- **TASK**
Extract each line of the records below that contains the word "jockey".

+ + + +

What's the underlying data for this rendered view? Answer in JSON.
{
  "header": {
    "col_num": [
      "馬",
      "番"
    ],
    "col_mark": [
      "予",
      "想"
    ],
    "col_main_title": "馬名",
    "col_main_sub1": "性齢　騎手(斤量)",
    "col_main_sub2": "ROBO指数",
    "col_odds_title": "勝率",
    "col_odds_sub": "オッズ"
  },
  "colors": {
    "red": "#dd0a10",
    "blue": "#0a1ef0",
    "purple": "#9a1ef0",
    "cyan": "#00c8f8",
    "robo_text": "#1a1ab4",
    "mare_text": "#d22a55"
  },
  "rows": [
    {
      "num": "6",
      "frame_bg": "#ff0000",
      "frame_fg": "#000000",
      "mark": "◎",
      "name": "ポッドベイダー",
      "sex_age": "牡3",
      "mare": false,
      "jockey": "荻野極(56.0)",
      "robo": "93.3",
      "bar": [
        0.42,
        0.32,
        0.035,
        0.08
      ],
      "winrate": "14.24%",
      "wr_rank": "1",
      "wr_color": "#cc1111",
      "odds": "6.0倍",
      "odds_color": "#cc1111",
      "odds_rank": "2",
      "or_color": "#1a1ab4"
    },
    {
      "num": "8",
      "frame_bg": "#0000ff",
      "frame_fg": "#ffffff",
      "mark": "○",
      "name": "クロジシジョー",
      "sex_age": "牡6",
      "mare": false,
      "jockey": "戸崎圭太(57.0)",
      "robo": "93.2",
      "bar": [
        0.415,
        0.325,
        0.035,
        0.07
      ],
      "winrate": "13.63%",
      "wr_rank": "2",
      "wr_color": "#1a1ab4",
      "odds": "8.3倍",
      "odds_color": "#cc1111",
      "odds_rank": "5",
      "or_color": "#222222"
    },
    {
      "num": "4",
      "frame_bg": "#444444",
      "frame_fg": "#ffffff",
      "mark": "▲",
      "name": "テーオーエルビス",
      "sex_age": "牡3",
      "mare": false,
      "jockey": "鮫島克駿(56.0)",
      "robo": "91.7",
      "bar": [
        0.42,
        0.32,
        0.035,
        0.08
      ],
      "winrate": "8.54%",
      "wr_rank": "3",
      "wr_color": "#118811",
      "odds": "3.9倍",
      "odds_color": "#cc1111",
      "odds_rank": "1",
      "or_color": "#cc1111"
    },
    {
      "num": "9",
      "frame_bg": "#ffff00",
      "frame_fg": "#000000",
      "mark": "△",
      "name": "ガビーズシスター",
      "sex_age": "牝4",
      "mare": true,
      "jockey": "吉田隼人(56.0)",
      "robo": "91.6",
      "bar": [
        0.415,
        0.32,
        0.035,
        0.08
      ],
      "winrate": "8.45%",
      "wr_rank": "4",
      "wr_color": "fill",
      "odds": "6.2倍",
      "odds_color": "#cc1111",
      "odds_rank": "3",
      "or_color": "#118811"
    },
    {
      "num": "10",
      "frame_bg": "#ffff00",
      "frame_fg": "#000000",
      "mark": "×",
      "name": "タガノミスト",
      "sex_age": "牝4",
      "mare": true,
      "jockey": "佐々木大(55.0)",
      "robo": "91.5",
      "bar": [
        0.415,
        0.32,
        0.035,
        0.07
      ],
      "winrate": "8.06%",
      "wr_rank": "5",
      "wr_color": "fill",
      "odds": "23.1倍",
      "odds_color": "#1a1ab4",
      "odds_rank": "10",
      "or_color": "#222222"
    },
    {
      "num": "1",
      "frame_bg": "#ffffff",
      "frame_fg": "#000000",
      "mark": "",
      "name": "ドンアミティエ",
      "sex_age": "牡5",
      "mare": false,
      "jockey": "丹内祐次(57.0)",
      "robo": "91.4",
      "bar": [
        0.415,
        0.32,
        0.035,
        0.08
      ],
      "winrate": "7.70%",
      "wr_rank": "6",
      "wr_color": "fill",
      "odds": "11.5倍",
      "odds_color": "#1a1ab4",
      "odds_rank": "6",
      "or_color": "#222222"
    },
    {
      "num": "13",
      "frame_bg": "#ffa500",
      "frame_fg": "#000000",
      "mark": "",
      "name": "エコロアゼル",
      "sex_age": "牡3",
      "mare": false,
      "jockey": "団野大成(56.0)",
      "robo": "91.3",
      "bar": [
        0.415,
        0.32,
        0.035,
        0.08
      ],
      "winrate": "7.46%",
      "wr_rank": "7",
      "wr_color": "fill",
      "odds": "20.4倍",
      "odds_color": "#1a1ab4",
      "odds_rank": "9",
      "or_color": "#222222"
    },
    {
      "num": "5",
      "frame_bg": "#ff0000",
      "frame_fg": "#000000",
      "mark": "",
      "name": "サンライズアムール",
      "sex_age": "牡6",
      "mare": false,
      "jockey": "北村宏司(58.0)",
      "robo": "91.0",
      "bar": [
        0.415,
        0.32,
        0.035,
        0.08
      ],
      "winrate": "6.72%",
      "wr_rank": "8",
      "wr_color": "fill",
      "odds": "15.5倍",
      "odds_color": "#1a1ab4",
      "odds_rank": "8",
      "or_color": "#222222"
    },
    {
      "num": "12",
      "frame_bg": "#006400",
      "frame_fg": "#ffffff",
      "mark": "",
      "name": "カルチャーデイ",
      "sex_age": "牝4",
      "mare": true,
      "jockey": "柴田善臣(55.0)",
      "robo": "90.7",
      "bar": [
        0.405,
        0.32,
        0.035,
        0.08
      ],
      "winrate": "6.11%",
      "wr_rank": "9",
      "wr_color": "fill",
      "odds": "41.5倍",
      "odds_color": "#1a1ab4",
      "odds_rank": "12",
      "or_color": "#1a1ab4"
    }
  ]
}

+ + + +

- **REPLY TO THE EXERCISE**
      "jockey": "荻野極(56.0)",
      "jockey": "戸崎圭太(57.0)",
      "jockey": "鮫島克駿(56.0)",
      "jockey": "吉田隼人(56.0)",
      "jockey": "佐々木大(55.0)",
      "jockey": "丹内祐次(57.0)",
      "jockey": "団野大成(56.0)",
      "jockey": "北村宏司(58.0)",
      "jockey": "柴田善臣(55.0)",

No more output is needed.